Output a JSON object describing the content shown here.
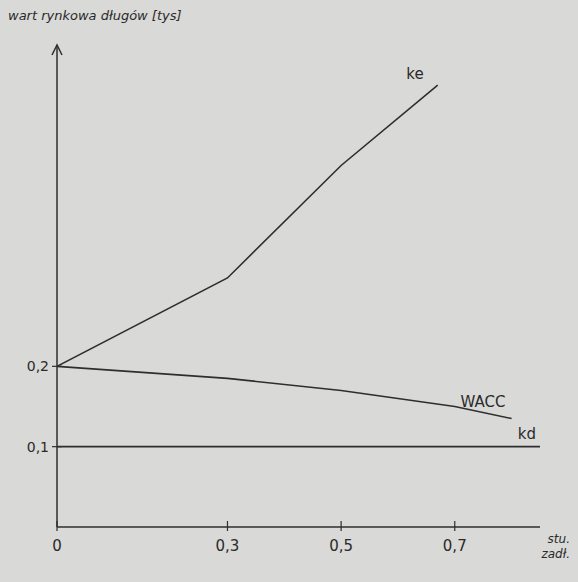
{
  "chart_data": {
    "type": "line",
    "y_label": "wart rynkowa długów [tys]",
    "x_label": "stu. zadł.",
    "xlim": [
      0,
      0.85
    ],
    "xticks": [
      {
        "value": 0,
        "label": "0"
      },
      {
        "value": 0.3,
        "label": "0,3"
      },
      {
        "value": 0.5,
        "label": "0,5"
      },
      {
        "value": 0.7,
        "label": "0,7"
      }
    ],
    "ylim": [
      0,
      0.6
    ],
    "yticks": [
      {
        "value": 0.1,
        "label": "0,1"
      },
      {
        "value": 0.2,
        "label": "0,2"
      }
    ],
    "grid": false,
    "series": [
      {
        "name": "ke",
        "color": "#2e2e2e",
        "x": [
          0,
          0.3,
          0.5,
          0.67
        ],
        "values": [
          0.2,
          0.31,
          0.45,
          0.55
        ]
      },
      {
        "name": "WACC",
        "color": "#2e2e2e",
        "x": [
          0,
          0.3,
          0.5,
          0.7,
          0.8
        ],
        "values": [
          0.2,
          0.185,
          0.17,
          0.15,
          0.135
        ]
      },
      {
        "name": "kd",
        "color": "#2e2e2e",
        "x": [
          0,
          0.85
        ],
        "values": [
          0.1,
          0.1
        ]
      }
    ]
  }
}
---
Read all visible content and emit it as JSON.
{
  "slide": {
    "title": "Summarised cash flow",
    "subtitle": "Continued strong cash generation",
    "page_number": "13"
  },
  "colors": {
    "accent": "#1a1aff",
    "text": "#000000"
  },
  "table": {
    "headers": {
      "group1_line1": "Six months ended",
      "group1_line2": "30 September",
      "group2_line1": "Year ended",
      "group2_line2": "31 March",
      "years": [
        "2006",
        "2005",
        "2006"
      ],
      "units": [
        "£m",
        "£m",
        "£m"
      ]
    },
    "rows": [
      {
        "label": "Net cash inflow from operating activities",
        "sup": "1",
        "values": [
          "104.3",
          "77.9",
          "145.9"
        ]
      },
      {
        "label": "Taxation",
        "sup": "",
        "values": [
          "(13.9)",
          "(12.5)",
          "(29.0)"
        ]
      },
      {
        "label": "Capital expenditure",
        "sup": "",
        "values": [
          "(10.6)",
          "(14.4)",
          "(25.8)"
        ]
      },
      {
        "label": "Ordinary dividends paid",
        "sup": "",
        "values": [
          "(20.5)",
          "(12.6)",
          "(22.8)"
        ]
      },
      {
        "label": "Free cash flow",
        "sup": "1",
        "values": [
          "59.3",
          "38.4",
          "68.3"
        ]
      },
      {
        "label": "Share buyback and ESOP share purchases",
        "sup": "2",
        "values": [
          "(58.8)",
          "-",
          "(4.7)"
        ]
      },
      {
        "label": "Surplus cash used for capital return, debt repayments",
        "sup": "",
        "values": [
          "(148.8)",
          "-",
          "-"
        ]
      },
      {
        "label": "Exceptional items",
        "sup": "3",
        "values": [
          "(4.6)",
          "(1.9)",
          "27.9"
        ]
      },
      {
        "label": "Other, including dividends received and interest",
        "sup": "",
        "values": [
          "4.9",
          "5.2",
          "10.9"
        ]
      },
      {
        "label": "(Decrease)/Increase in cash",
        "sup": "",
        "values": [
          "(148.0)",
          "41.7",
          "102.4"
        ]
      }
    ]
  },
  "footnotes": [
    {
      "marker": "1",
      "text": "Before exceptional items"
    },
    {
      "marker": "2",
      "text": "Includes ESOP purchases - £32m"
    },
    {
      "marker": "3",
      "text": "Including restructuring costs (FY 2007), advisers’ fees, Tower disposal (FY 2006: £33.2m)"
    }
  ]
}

## Objective
Tell how many lines of the data above hold the string "dividends". Give only the number.

## Full answer
2